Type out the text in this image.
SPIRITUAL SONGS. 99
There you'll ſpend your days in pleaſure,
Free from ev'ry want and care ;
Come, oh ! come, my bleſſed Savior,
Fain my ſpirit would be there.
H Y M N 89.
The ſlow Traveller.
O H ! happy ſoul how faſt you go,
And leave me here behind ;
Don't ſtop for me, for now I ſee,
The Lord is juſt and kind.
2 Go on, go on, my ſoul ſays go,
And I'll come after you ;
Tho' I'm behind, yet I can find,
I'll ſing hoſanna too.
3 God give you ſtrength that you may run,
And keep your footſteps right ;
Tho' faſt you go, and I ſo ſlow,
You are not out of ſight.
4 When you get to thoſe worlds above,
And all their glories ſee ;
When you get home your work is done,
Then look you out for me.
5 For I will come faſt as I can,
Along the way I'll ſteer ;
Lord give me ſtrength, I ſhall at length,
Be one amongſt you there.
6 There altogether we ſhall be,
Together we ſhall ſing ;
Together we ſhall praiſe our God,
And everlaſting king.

###

WRITTEN EXERCISE. Look through the entries above and list every line containing "ſlow".

TASK SOLUTION.
The ſlow Traveller.
Tho' faſt you go, and I ſo ſlow,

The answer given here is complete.